··· SUPPLIED ENTRIES

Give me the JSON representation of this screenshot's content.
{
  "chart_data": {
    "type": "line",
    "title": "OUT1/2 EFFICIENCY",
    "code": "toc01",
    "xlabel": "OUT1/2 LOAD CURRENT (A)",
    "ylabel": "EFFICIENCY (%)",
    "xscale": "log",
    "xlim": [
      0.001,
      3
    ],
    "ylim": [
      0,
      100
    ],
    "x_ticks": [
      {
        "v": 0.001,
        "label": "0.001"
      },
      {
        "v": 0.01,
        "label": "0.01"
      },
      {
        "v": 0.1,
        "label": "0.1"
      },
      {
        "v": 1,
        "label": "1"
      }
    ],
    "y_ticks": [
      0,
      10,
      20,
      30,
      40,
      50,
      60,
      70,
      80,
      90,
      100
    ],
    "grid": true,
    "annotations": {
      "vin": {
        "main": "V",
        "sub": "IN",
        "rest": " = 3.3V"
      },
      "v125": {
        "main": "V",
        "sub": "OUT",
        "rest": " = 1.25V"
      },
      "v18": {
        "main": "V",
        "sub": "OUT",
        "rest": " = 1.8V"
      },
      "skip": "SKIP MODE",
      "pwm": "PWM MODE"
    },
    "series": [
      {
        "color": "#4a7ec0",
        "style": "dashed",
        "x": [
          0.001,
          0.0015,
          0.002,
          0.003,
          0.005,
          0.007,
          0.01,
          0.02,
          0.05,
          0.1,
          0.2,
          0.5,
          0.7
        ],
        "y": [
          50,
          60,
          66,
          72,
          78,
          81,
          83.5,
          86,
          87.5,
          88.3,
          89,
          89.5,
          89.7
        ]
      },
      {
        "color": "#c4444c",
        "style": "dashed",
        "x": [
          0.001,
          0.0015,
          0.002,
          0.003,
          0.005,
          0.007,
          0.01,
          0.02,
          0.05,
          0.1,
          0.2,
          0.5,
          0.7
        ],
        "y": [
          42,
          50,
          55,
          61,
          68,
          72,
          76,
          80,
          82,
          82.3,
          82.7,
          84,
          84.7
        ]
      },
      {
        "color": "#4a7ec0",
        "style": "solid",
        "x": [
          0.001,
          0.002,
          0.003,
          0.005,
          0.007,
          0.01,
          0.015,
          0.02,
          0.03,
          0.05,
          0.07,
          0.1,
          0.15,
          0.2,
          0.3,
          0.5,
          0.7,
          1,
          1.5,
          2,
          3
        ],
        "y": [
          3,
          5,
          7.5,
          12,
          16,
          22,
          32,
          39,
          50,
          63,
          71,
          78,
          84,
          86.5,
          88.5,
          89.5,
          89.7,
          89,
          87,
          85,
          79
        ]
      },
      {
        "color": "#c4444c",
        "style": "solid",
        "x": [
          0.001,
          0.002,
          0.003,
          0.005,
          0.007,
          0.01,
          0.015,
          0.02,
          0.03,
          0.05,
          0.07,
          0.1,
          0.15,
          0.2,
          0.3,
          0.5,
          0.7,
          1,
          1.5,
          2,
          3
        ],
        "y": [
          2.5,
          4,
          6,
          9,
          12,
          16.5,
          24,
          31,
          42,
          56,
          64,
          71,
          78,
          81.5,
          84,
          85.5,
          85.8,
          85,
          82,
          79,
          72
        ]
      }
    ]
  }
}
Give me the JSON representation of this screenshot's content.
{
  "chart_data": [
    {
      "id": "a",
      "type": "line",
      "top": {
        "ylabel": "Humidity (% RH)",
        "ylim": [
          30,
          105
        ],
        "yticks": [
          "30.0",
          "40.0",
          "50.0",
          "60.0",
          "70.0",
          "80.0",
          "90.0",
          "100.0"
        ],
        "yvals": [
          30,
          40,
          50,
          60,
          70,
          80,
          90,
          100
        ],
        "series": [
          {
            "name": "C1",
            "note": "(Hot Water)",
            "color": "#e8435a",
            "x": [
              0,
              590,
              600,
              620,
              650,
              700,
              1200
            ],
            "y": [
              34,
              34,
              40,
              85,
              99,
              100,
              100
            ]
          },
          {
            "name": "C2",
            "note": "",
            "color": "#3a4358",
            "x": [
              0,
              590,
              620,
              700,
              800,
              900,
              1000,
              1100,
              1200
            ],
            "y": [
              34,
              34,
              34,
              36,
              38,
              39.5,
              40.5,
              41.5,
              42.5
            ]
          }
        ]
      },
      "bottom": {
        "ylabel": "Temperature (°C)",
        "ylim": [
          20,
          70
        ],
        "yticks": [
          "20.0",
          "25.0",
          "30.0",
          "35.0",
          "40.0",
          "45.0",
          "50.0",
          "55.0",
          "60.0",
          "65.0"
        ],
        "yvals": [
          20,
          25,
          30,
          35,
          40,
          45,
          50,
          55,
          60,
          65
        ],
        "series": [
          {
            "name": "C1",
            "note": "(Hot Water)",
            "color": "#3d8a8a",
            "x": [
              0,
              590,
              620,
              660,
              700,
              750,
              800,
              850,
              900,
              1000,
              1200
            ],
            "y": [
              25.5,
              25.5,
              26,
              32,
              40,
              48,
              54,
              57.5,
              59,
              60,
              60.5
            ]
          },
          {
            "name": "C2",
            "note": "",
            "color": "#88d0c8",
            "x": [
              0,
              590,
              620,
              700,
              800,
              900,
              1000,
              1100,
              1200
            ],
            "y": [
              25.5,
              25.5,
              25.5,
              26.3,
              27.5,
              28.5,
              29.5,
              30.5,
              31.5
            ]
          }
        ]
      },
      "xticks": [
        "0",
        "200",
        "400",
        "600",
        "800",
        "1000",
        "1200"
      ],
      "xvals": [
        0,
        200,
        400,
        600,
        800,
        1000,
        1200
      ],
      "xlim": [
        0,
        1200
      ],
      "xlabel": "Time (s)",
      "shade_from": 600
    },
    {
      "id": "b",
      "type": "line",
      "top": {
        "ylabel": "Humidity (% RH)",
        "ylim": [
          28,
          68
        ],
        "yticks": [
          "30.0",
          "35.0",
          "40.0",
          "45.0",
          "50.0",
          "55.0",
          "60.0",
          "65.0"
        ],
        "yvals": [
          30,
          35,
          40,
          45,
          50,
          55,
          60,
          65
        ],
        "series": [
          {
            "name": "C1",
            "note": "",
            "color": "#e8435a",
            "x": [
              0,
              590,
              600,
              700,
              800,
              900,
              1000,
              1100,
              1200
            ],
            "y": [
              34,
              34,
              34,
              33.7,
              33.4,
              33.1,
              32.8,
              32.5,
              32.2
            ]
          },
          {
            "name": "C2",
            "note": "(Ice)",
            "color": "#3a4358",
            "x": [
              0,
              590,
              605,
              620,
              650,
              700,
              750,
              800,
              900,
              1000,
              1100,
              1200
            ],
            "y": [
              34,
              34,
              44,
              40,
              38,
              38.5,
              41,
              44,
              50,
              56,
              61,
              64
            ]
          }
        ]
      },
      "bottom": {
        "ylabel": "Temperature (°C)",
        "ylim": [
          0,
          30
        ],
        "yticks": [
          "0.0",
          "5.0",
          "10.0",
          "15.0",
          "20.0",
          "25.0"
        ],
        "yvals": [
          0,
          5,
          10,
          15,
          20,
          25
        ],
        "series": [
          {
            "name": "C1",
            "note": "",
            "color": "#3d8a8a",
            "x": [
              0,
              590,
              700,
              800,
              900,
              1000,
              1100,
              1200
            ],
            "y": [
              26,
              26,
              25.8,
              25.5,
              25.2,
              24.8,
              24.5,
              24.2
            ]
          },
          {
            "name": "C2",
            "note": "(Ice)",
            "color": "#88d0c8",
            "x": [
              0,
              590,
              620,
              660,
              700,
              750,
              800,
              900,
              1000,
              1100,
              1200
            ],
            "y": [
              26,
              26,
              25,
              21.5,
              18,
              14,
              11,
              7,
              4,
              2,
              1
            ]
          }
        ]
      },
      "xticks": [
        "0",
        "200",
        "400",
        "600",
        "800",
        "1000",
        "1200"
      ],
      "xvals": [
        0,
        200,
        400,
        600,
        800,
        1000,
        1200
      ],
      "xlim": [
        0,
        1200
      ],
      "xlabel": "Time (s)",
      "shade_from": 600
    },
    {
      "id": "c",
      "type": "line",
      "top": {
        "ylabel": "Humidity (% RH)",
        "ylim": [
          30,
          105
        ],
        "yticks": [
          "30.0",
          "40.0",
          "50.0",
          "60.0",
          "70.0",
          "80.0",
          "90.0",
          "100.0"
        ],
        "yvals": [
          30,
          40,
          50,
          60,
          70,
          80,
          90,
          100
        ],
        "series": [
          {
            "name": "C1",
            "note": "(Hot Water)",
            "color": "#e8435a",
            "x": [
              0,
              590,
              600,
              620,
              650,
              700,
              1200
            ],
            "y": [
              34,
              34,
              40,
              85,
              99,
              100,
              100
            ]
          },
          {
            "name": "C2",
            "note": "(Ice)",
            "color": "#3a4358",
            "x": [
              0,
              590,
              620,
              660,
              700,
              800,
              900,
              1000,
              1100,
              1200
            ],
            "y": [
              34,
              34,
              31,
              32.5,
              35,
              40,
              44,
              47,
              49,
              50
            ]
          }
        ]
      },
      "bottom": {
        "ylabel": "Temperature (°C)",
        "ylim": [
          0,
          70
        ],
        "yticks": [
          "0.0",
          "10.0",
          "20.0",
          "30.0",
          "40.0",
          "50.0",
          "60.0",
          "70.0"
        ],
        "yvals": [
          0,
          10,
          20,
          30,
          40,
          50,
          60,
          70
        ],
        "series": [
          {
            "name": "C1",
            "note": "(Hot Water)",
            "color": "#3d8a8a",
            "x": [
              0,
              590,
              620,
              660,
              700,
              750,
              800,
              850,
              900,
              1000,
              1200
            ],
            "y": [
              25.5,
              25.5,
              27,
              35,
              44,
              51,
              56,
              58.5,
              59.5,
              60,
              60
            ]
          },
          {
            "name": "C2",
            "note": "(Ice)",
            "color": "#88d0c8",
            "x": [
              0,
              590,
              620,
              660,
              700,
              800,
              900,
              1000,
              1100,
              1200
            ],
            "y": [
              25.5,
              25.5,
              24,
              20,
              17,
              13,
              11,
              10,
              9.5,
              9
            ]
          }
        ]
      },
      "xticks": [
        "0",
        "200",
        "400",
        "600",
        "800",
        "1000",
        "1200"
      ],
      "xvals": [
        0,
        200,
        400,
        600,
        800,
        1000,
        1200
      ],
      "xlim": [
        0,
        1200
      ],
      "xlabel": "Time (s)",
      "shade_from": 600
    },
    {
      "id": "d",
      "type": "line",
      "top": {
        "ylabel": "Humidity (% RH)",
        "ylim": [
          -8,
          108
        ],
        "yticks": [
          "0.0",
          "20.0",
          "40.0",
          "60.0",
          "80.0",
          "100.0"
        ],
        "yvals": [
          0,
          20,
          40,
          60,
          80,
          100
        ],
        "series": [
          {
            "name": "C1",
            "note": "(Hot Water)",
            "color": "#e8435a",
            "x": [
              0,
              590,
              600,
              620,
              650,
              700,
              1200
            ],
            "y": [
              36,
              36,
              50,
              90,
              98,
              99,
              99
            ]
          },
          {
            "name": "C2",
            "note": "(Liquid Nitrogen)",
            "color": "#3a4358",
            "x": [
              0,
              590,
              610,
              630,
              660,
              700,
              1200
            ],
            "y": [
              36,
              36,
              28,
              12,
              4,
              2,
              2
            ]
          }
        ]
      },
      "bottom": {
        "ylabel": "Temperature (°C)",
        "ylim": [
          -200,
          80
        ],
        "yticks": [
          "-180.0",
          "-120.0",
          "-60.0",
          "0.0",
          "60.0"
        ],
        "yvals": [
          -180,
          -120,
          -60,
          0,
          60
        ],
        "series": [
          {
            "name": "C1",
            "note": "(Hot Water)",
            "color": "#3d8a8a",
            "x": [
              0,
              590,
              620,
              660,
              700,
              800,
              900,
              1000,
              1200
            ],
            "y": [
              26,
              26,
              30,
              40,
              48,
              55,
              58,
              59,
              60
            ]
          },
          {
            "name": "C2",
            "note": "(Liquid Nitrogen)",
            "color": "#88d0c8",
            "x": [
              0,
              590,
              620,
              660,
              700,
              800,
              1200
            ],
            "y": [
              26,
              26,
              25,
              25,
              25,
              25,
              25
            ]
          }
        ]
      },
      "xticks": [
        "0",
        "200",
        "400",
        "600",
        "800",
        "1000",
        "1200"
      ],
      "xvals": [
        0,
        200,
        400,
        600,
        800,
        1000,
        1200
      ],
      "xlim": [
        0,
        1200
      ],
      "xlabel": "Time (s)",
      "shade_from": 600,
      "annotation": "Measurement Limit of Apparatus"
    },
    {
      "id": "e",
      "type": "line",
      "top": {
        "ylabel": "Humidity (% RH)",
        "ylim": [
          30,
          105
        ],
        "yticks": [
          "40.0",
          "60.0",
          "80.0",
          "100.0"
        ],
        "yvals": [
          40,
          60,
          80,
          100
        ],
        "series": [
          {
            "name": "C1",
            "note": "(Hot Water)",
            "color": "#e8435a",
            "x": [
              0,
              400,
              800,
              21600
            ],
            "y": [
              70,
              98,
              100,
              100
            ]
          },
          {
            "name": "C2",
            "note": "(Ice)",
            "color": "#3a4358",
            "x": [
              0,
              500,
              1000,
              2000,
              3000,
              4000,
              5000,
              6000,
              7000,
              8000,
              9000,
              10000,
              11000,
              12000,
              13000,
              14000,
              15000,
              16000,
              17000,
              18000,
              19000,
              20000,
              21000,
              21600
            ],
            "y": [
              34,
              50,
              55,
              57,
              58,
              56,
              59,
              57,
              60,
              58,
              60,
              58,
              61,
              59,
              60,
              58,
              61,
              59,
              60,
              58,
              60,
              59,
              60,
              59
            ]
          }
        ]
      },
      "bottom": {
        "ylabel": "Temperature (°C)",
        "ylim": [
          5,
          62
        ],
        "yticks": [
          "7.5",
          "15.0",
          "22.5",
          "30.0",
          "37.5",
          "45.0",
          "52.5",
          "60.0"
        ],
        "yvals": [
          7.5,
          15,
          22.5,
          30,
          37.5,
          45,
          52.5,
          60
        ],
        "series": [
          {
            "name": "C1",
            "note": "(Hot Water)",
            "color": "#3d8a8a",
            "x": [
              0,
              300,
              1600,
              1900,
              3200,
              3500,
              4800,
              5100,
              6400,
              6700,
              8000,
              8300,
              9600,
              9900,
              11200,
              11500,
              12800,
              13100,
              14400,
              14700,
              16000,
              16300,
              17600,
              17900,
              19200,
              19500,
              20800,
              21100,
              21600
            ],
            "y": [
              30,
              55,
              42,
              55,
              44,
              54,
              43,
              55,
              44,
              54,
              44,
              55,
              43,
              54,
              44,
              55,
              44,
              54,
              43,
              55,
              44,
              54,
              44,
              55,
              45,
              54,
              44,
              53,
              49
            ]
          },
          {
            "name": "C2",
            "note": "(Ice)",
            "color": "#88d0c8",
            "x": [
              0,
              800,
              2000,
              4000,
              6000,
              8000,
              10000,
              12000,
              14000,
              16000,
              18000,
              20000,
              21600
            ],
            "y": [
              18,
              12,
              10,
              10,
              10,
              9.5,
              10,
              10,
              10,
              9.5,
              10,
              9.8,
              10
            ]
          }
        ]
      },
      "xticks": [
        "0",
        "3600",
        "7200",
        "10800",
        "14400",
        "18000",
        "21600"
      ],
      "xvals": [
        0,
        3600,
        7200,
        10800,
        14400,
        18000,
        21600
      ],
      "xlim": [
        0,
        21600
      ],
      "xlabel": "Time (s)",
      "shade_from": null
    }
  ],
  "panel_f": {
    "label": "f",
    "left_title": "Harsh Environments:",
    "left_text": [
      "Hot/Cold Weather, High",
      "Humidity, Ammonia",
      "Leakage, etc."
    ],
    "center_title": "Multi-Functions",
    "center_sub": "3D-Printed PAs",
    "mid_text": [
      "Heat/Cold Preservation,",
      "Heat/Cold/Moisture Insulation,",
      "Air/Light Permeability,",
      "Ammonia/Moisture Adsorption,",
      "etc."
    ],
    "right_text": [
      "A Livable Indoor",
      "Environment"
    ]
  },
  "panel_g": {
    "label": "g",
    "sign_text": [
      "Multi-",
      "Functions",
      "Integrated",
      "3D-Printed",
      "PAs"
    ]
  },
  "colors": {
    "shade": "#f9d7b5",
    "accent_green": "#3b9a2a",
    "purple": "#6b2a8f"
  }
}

······

*SET TASK*:
Read through the data and copy every line where "Multi" shows up.

*RESULT OF THE EXERCISE*:
    "center_title": "Multi-Functions",
      "Multi-",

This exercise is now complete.